Text block:
•••

OASIS may bless a particular hierarchical organization of test cases. If
so, then an attribute called "category" should be used to track where the
test fits in OASIS' scheme of categories. That way, OASIS categories will
not dictate the directory structure nor the case names. The goal is that no
case should be marked as belonging to more than one category. A category
named "Mixed" is needed when there isn't a clean partitioning.

<!ATTLIST test-case
  category ( !*!YOUR CATEGORY NAMES!*! | Mixed ) #IMPLIED >

Submitters should be encouraged to use the "Creator" element(s) to name
contributors at the individual-person level. They may also wish to use an
element called "Date" to record, as yyyy-mm-dd, the date stamp on the test
case. That will allow the submitter to match cases with their own source
code management systems, and will likely aid in future updates, either due
to submitter enhancements or W3C changes. OASIS reserves the right to
insert this element, containing the date received, if no value was supplied
by the submitter.

•••

Data rows:
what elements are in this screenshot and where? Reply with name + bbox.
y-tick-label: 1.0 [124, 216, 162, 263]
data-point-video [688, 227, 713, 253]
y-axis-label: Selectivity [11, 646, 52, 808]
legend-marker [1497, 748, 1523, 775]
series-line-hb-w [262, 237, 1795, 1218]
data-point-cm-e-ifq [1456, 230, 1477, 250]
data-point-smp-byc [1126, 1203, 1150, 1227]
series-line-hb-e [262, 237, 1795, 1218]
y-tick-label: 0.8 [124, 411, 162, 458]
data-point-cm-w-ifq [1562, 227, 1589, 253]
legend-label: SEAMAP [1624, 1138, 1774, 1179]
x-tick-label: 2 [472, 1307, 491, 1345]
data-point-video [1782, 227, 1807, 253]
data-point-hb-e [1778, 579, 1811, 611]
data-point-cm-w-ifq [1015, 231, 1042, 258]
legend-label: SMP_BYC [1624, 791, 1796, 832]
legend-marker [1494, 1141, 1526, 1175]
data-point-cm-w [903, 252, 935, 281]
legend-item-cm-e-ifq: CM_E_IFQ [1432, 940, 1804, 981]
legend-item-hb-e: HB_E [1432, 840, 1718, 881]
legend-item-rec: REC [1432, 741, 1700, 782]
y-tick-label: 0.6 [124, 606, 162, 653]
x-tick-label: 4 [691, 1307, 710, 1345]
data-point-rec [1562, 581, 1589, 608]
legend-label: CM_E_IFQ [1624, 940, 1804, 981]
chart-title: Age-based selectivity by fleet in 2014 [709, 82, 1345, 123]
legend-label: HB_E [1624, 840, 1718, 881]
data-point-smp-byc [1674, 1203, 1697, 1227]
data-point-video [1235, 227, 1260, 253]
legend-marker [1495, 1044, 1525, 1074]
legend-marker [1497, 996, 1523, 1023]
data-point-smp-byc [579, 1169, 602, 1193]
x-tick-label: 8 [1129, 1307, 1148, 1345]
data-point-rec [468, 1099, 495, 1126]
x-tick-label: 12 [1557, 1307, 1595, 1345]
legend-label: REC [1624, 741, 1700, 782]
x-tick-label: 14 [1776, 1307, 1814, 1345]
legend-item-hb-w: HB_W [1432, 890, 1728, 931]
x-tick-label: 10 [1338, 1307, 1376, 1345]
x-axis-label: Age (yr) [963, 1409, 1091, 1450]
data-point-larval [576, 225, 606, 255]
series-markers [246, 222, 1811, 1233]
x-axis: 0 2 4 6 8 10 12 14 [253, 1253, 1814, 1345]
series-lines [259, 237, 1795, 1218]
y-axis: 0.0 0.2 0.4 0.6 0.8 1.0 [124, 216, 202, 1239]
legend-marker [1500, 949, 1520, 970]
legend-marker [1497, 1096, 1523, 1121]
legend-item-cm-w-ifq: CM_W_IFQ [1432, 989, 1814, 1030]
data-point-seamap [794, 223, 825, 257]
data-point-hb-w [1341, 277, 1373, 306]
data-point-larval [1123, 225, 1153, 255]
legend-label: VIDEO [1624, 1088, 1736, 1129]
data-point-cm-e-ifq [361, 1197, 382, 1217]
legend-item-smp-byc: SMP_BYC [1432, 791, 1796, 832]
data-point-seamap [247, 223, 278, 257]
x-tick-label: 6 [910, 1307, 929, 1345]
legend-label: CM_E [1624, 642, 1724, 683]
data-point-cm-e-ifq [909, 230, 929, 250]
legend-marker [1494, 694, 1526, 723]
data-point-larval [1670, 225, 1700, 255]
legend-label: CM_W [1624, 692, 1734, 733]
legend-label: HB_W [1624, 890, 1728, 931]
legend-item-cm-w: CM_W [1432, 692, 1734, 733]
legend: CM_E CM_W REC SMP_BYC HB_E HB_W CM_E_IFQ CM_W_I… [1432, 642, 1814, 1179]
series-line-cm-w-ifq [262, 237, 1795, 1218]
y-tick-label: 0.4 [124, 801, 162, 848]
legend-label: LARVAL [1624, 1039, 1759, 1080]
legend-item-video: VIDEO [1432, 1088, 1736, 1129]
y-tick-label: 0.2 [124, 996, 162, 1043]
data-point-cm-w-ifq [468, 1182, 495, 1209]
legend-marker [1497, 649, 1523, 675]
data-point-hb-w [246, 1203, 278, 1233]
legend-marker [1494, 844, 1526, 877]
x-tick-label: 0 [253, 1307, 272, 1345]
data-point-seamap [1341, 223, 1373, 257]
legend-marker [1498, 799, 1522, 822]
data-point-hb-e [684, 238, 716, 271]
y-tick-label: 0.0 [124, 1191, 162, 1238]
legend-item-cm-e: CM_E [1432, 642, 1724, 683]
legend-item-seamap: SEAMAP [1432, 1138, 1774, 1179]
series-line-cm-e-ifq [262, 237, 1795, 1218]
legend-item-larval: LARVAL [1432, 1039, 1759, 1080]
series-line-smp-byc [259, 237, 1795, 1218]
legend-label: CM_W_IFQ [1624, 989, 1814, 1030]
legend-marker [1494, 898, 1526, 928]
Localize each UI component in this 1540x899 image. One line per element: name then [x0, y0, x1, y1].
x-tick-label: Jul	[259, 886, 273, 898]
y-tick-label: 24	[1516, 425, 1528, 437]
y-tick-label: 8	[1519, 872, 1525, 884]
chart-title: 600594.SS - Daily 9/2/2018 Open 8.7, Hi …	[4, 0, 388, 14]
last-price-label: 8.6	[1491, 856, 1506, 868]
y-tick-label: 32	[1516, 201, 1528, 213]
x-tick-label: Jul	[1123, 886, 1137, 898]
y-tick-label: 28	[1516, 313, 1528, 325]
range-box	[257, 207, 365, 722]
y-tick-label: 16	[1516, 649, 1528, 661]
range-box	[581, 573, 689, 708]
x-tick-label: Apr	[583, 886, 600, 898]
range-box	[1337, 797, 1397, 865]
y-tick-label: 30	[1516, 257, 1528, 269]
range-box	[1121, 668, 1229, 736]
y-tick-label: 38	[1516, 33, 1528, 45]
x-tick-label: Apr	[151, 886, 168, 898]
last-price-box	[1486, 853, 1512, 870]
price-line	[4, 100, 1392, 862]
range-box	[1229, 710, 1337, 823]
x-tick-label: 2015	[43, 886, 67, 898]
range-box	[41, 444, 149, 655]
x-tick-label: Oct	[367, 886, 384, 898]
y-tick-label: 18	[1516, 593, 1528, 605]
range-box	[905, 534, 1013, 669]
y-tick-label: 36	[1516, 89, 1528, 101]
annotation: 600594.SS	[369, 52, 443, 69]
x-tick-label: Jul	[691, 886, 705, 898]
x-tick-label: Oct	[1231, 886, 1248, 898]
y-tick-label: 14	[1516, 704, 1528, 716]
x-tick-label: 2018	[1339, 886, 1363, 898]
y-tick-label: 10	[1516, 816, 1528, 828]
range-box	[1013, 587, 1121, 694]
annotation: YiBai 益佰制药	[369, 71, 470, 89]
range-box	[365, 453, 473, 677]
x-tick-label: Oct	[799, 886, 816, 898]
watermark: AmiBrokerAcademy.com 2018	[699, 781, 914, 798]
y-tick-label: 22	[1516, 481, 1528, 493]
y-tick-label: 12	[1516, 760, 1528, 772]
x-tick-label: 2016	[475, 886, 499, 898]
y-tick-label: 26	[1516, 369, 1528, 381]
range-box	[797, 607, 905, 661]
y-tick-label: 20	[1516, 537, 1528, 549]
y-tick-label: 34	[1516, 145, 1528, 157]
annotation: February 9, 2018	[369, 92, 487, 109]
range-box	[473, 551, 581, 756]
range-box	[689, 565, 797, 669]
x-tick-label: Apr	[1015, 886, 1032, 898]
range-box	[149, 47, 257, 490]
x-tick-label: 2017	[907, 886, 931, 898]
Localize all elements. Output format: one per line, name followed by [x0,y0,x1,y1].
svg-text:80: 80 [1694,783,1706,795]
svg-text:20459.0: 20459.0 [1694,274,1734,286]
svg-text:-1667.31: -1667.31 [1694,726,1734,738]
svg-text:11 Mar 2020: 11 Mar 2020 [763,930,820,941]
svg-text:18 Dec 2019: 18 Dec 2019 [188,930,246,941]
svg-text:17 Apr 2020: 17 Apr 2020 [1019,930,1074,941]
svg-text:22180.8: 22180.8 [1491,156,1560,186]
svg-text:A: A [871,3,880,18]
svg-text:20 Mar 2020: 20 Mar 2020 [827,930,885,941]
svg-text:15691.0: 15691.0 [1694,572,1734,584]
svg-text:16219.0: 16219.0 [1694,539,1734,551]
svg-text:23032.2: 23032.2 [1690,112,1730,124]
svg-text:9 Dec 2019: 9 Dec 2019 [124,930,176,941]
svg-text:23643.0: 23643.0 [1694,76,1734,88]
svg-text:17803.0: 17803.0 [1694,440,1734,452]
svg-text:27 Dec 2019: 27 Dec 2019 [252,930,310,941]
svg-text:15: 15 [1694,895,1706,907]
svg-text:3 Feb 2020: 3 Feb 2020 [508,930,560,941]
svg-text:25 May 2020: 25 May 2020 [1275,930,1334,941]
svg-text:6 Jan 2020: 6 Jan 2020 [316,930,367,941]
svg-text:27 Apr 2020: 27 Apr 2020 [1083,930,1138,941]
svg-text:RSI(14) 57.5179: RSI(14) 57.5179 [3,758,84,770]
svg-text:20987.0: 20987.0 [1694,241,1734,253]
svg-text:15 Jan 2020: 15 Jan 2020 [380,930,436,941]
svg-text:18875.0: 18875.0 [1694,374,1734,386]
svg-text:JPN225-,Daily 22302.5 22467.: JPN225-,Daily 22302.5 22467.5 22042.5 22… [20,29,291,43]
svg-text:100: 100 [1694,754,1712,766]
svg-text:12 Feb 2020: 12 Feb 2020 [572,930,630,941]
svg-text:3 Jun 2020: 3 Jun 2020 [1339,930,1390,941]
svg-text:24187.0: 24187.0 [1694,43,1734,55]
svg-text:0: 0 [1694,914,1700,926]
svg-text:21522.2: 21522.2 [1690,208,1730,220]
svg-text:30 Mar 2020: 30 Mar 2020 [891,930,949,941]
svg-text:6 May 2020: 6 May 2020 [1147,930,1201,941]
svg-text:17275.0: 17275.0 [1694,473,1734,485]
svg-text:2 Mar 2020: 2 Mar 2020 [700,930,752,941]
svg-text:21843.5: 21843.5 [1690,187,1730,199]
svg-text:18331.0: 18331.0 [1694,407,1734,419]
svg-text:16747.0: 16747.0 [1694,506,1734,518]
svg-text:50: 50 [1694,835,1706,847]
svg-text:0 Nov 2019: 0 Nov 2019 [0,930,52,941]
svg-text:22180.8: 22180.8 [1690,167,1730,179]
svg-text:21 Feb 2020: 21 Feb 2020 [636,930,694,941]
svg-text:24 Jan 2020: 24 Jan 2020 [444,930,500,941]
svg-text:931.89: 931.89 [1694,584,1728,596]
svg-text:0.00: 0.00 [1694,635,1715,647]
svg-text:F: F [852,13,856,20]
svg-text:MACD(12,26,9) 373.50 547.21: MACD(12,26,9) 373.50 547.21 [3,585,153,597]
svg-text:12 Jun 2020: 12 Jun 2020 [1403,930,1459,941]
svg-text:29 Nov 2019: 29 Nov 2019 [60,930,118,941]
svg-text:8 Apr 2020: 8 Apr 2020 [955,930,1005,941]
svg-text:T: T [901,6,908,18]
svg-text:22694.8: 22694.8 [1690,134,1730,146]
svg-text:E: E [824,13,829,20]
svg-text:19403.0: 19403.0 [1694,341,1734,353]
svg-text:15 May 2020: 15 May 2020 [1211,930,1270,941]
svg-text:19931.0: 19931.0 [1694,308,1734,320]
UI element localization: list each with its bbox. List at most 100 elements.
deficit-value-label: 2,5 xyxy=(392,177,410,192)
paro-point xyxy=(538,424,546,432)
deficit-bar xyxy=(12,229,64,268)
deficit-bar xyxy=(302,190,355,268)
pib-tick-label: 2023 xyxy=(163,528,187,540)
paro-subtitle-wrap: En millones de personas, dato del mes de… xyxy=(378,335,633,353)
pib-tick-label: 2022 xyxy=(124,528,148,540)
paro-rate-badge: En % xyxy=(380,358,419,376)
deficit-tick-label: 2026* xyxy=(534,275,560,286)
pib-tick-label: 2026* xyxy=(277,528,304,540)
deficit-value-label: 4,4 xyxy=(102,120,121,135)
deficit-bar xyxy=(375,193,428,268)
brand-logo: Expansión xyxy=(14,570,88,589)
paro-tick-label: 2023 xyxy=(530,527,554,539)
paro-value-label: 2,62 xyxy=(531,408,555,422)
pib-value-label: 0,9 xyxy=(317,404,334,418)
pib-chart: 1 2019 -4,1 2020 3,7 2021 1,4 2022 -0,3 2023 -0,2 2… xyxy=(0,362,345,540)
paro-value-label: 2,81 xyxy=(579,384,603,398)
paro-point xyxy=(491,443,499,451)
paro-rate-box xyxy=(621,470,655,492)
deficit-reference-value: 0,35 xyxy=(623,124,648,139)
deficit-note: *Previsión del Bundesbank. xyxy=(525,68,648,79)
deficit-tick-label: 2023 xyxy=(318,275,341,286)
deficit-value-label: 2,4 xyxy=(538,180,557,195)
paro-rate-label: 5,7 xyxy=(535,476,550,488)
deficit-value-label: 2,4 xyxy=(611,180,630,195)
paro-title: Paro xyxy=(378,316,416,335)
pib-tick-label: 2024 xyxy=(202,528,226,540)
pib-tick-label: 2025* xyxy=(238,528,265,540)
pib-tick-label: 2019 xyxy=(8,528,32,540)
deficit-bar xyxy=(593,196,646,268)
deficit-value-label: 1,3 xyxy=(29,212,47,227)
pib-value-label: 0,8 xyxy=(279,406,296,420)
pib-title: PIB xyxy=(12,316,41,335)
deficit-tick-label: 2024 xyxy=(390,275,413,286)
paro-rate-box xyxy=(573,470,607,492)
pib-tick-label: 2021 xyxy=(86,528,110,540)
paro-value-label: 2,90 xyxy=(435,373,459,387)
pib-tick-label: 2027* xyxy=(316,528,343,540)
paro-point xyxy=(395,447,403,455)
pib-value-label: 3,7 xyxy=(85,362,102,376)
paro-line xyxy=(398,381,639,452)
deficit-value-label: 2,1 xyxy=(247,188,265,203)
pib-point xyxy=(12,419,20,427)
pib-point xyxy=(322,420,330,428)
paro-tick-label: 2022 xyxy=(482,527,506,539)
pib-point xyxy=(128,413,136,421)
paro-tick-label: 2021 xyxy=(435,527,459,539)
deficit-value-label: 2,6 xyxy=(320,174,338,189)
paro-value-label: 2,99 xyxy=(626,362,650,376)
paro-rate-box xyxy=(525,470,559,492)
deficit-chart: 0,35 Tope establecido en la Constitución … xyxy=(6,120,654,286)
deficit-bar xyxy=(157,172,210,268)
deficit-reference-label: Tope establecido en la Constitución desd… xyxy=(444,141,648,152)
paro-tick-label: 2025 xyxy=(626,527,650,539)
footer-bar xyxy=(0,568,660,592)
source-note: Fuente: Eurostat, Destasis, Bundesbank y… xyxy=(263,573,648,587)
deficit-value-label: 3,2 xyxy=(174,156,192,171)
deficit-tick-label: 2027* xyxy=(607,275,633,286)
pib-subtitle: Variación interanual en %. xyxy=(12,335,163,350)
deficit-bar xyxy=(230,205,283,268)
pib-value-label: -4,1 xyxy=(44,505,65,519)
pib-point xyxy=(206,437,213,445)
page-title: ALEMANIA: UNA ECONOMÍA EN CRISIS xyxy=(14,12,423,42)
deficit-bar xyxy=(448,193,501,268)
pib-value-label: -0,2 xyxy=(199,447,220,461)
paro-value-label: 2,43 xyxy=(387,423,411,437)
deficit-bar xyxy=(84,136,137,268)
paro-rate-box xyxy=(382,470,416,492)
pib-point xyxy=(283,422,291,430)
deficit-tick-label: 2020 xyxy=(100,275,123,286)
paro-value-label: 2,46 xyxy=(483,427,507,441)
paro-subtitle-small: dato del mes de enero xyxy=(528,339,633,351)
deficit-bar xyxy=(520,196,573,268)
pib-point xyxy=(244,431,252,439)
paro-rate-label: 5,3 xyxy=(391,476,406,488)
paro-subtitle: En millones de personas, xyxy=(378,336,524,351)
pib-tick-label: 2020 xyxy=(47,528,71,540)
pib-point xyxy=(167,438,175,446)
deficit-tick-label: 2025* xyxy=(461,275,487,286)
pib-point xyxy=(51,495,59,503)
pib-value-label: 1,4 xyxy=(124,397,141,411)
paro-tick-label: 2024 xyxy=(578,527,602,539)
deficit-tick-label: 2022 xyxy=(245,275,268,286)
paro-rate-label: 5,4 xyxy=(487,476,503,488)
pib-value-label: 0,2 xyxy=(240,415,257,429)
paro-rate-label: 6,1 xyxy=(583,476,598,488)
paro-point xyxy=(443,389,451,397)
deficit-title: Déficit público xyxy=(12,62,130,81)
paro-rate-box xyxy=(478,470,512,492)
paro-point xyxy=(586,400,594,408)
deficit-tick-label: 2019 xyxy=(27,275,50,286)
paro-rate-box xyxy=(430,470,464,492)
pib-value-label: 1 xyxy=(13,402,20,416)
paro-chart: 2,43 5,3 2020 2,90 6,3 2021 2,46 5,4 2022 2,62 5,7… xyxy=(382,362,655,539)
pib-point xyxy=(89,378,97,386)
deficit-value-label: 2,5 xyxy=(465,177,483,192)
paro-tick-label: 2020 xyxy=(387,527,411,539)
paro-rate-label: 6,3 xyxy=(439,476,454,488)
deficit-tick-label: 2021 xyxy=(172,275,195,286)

•••

Set tasks:
1. In the text block, begin at the words "OASIS may bless" and stop after "a clean partitioning.", then give that stretch again with "directory structure" swapped for "folder layout".
2. Extract the entries unchanged, from their first line through the line that contains "y-tick-label: 0.6 [124, 606, 162, 653]", including that line.
The text block and the entries come from unrelated sources.

Task-by-task results:
1.
OASIS may bless a particular hierarchical organization of test cases. If
so, then an attribute called "category" should be used to track where the
test fits in OASIS' scheme of categories. That way, OASIS categories will
not dictate the folder layout nor the case names. The goal is that no
case should be marked as belonging to more than one category. A category
named "Mixed" is needed when there isn't a clean partitioning.

2.
what elements are in this screenshot and where? Reply with name + bbox.
y-tick-label: 1.0 [124, 216, 162, 263]
data-point-video [688, 227, 713, 253]
y-axis-label: Selectivity [11, 646, 52, 808]
legend-marker [1497, 748, 1523, 775]
series-line-hb-w [262, 237, 1795, 1218]
data-point-cm-e-ifq [1456, 230, 1477, 250]
data-point-smp-byc [1126, 1203, 1150, 1227]
series-line-hb-e [262, 237, 1795, 1218]
y-tick-label: 0.8 [124, 411, 162, 458]
data-point-cm-w-ifq [1562, 227, 1589, 253]
legend-label: SEAMAP [1624, 1138, 1774, 1179]
x-tick-label: 2 [472, 1307, 491, 1345]
data-point-video [1782, 227, 1807, 253]
data-point-hb-e [1778, 579, 1811, 611]
data-point-cm-w-ifq [1015, 231, 1042, 258]
legend-label: SMP_BYC [1624, 791, 1796, 832]
legend-marker [1494, 1141, 1526, 1175]
data-point-cm-w [903, 252, 935, 281]
legend-item-cm-e-ifq: CM_E_IFQ [1432, 940, 1804, 981]
legend-item-hb-e: HB_E [1432, 840, 1718, 881]
legend-item-rec: REC [1432, 741, 1700, 782]
y-tick-label: 0.6 [124, 606, 162, 653]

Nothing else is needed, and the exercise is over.